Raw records
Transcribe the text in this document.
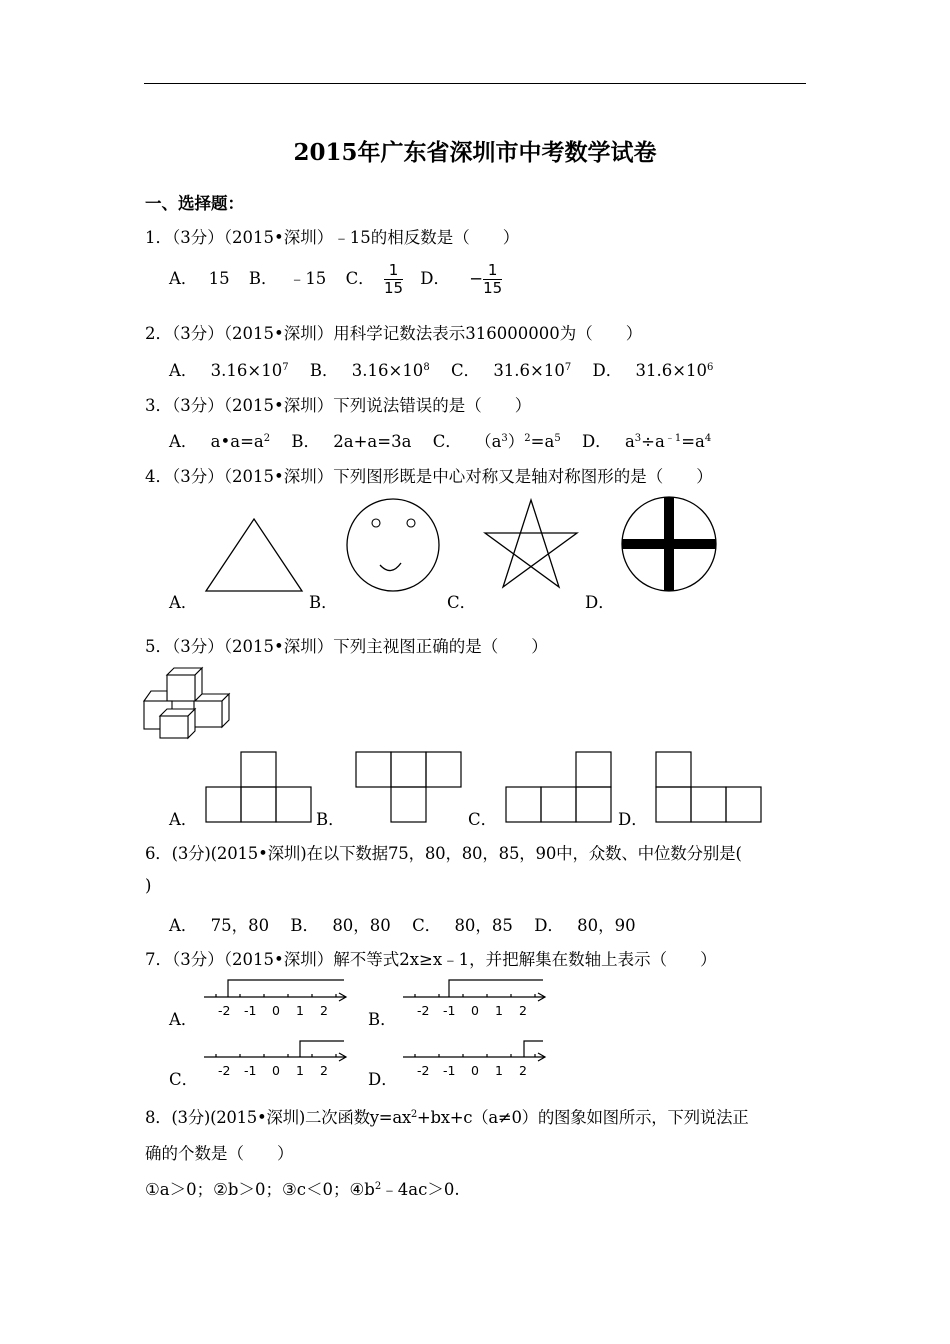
2015年广东省深圳市中考数学试卷
一、选择题：
1．（3分）（2015•深圳）﹣15的相反数是（　　）
A． 15 B． ﹣15 C． $\frac{1}{15}$ D． − $\frac{1}{15}$
2．（3分）（2015•深圳）用科学记数法表示316000000为（　　）
A． $3.16\times 10^7$ B． $3.16\times 10^8$ C． $31.6\times 10^7$ D． $31.6\times 10^6$
3．（3分）（2015•深圳）下列说法错误的是（　　）
A． $a•a=a^2$ B． 2a+a=3a C． $(a^3)^2=a^5$ D． $a^3\div a^{﹣1}=a^4$
4．（3分）（2015•深圳）下列图形既是中心对称又是轴对称图形的是（　　）
A．	B．	C．	D．
5．（3分）（2015•深圳）下列主视图正确的是（　　）
A．	B．	C．	D．
6．(3分)(2015•深圳)在以下数据75，80，80，85，90中，众数、中位数分别是(
)
A． 75，80 B． 80，80 C． 80，85 D． 80，90
7．（3分）（2015•深圳）解不等式2x≥x﹣1，并把解集在数轴上表示（　　）
-2 -1 0 1 2	-2 -1 0 1 2
A．	B．
-2 -1 0 1 2	-2 -1 0 1 2
C．	D．
8．(3分)(2015•深圳)二次函数$y=ax^2+bx+c(a\ne 0)$的图象如图所示，下列说法正
确的个数是（　　）
①a＞0；②b＞0；③c＜0；$④b^2﹣4ac>0$.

* _WRITTEN PROBLEM_
Leave out the pictures, and give all the records again exactly.

* _TASK OUTPUT_
Transcribe the text in this document.
2015年广东省深圳市中考数学试卷
一、选择题：
1．（3分）（2015•深圳）﹣15的相反数是（　　）
A． 15 B． ﹣15 C． $\frac{1}{15}$ D． − $\frac{1}{15}$
2．（3分）（2015•深圳）用科学记数法表示316000000为（　　）
A． $3.16\times 10^7$ B． $3.16\times 10^8$ C． $31.6\times 10^7$ D． $31.6\times 10^6$
3．（3分）（2015•深圳）下列说法错误的是（　　）
A． $a•a=a^2$ B． 2a+a=3a C． $(a^3)^2=a^5$ D． $a^3\div a^{﹣1}=a^4$
4．（3分）（2015•深圳）下列图形既是中心对称又是轴对称图形的是（　　）
A．	B．	C．	D．
5．（3分）（2015•深圳）下列主视图正确的是（　　）
A．	B．	C．	D．
6．(3分)(2015•深圳)在以下数据75，80，80，85，90中，众数、中位数分别是(
)
A． 75，80 B． 80，80 C． 80，85 D． 80，90
7．（3分）（2015•深圳）解不等式2x≥x﹣1，并把解集在数轴上表示（　　）
-2 -1 0 1 2	-2 -1 0 1 2
A．	B．
-2 -1 0 1 2	-2 -1 0 1 2
C．	D．
8．(3分)(2015•深圳)二次函数$y=ax^2+bx+c(a\ne 0)$的图象如图所示，下列说法正
确的个数是（　　）
①a＞0；②b＞0；③c＜0；$④b^2﹣4ac>0$.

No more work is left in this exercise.